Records

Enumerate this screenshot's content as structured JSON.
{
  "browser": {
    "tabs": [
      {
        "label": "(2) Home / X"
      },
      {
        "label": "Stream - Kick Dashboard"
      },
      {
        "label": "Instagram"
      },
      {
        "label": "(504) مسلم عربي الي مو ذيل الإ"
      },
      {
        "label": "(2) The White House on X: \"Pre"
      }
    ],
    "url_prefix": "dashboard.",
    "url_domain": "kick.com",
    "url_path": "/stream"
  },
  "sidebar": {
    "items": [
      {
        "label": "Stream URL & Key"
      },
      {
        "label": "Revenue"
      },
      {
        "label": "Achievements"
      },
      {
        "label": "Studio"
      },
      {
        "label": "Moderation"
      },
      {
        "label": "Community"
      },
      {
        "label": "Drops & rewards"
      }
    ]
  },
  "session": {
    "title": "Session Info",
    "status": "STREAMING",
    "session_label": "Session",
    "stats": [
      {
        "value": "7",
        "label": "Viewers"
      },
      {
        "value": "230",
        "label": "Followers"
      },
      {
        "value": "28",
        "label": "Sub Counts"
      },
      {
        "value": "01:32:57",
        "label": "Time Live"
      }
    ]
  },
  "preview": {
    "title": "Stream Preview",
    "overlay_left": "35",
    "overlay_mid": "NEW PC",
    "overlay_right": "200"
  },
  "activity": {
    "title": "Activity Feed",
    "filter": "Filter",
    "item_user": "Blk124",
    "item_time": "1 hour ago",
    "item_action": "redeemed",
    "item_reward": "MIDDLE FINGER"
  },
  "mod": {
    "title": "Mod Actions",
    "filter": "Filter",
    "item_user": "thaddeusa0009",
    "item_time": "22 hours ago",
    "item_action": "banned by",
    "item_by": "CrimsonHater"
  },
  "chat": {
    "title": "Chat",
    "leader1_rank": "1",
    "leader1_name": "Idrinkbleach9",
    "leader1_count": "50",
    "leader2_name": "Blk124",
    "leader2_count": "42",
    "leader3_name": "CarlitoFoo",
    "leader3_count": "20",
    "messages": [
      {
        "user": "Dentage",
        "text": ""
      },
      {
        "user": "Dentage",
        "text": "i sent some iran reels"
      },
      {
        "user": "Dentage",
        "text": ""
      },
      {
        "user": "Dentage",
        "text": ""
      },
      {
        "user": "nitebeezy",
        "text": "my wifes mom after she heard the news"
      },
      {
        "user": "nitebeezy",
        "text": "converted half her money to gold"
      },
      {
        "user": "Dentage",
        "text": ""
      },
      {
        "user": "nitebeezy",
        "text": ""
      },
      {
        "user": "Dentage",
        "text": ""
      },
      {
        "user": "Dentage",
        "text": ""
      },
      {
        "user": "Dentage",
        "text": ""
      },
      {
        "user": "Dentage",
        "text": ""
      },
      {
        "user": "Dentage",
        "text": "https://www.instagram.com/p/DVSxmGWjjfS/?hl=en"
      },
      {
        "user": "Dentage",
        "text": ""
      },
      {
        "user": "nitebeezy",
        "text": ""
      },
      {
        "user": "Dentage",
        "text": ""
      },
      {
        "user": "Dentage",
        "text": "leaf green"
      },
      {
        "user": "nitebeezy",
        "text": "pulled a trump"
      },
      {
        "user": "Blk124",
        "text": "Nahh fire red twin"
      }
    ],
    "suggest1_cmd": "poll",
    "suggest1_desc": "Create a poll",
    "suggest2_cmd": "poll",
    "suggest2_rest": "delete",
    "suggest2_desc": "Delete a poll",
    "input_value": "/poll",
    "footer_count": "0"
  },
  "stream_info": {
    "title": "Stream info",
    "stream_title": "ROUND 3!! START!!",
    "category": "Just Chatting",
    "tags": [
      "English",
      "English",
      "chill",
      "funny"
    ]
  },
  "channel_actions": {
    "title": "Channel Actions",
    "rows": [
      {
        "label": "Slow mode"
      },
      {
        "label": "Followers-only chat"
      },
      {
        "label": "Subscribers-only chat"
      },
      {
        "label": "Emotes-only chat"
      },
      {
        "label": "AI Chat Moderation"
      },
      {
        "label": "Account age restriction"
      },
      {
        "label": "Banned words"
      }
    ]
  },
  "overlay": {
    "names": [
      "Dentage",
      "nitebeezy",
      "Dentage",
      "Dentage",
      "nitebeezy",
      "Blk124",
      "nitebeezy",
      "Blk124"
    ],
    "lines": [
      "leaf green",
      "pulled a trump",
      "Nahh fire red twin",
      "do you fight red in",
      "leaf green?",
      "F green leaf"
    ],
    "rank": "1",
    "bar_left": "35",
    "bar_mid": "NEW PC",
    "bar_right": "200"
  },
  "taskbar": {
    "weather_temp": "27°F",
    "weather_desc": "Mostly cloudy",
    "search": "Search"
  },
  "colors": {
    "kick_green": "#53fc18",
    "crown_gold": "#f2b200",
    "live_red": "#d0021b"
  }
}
...
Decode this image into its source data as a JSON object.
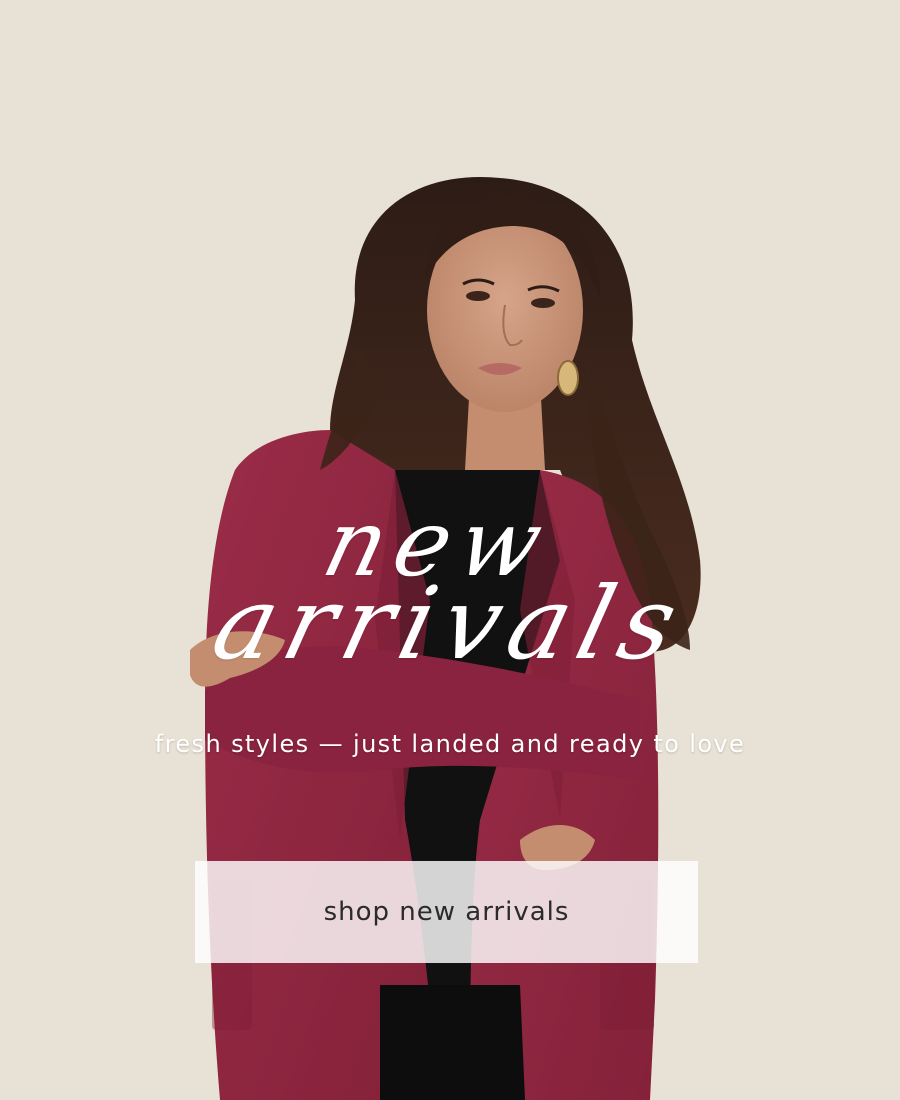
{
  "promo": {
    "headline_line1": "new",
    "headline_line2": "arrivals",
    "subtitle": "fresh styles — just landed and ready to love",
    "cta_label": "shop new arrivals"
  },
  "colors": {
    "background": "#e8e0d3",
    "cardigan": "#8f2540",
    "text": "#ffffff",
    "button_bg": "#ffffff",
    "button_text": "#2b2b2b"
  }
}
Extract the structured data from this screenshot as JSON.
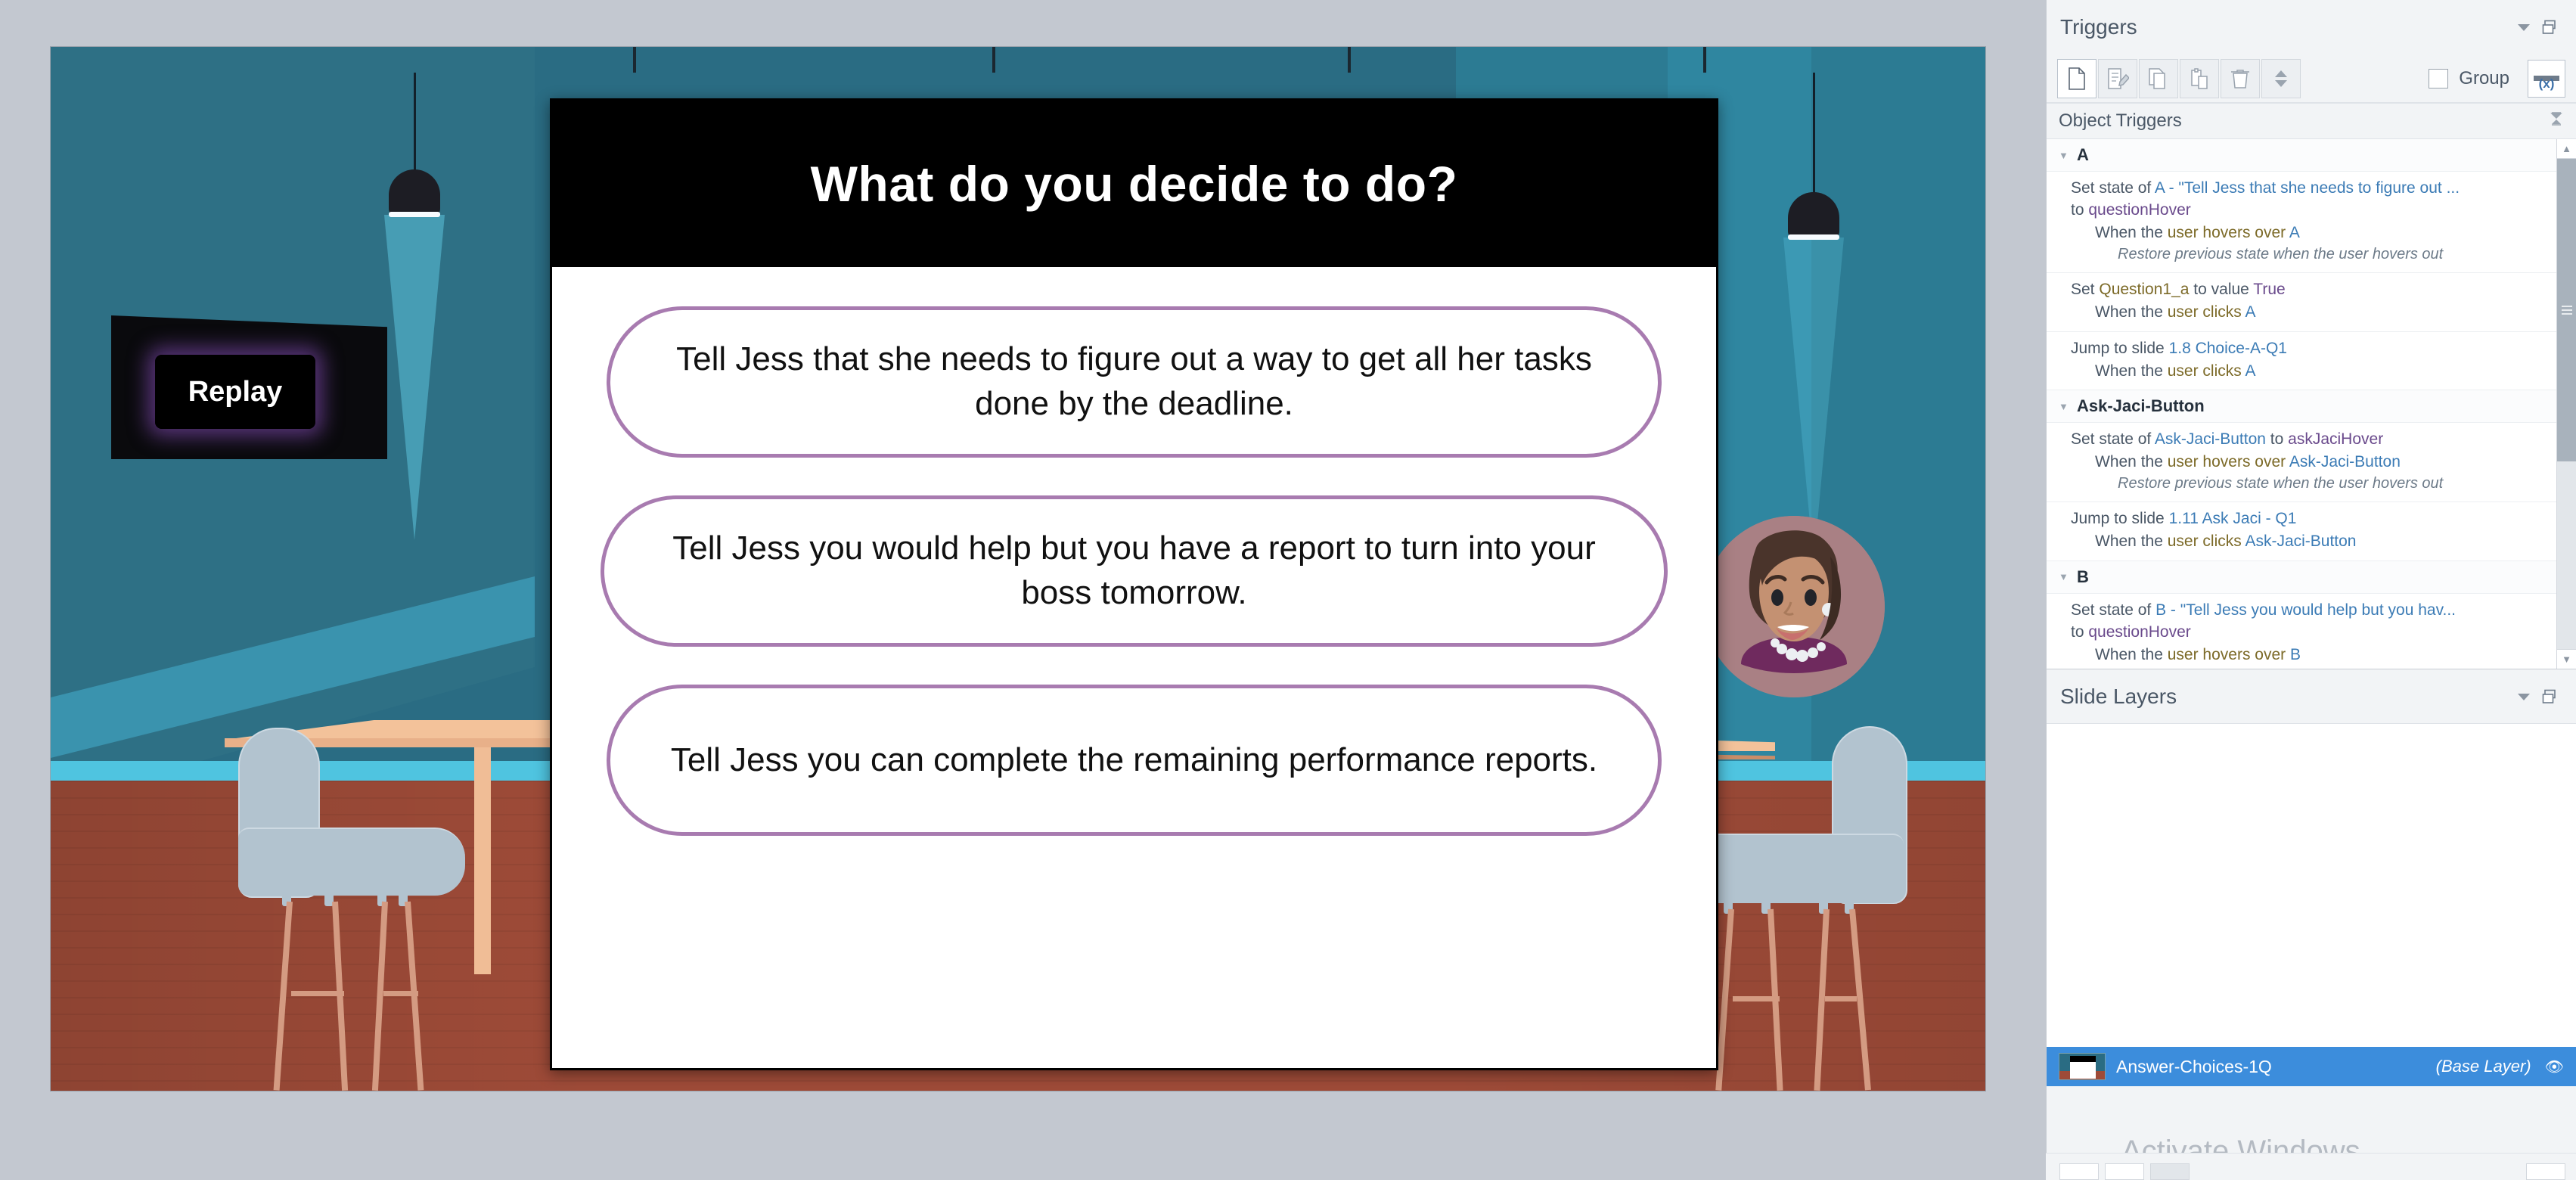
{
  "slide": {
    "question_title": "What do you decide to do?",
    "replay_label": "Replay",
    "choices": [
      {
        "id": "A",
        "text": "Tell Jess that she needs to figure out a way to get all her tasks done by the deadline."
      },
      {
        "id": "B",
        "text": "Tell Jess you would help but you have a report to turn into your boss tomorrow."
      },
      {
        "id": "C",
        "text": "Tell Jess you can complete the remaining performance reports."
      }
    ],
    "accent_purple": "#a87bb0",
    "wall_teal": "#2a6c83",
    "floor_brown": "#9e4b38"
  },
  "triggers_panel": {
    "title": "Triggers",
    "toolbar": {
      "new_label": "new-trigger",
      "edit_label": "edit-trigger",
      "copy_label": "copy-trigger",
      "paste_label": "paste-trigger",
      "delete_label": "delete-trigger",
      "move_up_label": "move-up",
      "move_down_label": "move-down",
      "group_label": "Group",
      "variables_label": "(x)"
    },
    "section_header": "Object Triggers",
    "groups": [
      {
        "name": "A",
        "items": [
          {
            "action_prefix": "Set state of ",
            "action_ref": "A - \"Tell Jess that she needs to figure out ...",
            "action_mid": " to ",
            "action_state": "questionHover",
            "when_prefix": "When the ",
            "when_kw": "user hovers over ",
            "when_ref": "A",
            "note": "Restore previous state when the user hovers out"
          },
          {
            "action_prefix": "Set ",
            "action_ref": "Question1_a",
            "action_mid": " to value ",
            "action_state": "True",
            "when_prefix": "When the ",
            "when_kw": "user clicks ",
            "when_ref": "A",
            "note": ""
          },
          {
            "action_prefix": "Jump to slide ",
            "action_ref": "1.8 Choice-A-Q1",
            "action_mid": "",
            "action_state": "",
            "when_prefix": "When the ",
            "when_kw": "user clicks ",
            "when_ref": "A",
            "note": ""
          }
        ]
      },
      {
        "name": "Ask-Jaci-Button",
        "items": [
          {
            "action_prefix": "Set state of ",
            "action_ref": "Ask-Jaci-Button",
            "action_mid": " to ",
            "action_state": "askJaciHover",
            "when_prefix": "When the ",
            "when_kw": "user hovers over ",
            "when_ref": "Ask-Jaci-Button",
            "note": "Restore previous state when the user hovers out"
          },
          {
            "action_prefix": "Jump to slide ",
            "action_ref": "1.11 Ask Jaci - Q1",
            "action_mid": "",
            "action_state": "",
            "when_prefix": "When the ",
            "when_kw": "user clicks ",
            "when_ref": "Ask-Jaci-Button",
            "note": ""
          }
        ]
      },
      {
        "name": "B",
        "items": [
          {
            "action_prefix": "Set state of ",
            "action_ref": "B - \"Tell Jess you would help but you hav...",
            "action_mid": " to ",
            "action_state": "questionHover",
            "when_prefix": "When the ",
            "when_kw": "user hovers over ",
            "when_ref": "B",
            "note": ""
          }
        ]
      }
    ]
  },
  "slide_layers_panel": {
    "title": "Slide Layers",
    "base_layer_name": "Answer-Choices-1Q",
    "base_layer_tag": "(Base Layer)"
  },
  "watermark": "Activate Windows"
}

**Description of the task:** Pick each line holding the word "data" out of the listing.

**Output below:**
Decode this image into its source data as a JSON object.
Extract the structured data from this screenshot as JSON.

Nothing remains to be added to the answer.